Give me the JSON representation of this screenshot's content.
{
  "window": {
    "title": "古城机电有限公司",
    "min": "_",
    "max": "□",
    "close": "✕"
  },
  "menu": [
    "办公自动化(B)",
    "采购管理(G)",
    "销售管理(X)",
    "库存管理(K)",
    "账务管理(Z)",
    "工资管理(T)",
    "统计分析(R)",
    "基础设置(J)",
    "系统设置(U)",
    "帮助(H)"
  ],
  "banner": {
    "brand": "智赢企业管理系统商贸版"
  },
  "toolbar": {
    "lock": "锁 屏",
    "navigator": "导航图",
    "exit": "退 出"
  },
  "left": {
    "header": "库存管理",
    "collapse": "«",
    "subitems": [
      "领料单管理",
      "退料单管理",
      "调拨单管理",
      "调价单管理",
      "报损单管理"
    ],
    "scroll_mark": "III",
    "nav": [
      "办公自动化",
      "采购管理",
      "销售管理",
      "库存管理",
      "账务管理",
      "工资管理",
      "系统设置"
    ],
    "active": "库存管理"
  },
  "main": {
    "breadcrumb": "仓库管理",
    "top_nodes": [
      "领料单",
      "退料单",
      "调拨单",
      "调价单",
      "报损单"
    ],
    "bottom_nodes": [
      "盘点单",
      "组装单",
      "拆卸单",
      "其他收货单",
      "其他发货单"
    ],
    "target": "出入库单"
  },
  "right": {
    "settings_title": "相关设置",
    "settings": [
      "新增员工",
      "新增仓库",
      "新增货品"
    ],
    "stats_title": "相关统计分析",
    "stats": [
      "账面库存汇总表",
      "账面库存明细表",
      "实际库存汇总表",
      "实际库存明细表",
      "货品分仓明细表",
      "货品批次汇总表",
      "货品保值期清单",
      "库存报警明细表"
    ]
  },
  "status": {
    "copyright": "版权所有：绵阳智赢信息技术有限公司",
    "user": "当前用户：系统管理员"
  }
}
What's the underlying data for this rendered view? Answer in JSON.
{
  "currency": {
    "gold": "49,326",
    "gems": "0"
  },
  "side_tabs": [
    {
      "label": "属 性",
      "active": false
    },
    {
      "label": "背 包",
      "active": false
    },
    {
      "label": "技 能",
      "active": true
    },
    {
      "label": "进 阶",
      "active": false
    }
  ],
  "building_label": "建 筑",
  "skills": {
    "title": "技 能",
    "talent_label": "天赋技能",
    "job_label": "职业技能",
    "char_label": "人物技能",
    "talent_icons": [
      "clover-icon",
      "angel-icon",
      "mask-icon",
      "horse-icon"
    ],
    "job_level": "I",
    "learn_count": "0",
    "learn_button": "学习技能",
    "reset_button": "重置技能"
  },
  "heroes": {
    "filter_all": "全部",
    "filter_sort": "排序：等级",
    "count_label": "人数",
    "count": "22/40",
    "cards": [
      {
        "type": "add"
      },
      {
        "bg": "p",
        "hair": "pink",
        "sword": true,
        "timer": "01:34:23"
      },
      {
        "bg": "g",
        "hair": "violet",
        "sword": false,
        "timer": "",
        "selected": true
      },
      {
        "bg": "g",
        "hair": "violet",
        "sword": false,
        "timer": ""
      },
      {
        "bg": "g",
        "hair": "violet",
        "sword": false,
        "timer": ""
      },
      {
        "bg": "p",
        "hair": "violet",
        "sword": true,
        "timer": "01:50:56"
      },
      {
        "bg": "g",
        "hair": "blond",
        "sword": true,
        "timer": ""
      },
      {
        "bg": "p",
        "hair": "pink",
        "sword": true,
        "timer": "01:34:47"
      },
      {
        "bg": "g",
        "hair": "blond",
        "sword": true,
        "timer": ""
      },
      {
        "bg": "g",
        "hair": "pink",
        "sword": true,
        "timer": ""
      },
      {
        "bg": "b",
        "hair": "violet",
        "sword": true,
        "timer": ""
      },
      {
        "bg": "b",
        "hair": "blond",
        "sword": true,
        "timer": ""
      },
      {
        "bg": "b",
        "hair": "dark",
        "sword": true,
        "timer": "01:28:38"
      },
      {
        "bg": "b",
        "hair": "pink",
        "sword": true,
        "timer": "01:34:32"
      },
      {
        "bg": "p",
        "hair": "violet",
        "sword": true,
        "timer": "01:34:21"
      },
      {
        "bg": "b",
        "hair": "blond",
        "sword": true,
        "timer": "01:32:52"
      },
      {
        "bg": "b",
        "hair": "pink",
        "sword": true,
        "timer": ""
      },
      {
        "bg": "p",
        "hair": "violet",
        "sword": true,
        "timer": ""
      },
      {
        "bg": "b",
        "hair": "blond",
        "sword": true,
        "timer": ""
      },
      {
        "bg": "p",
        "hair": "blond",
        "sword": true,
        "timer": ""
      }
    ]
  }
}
:::::
Pick out the lines above that hold the string "this" and show them.

Give me the JSON representation of this screenshot's content.
What's the underlying data for this rendered view? Answer in JSON.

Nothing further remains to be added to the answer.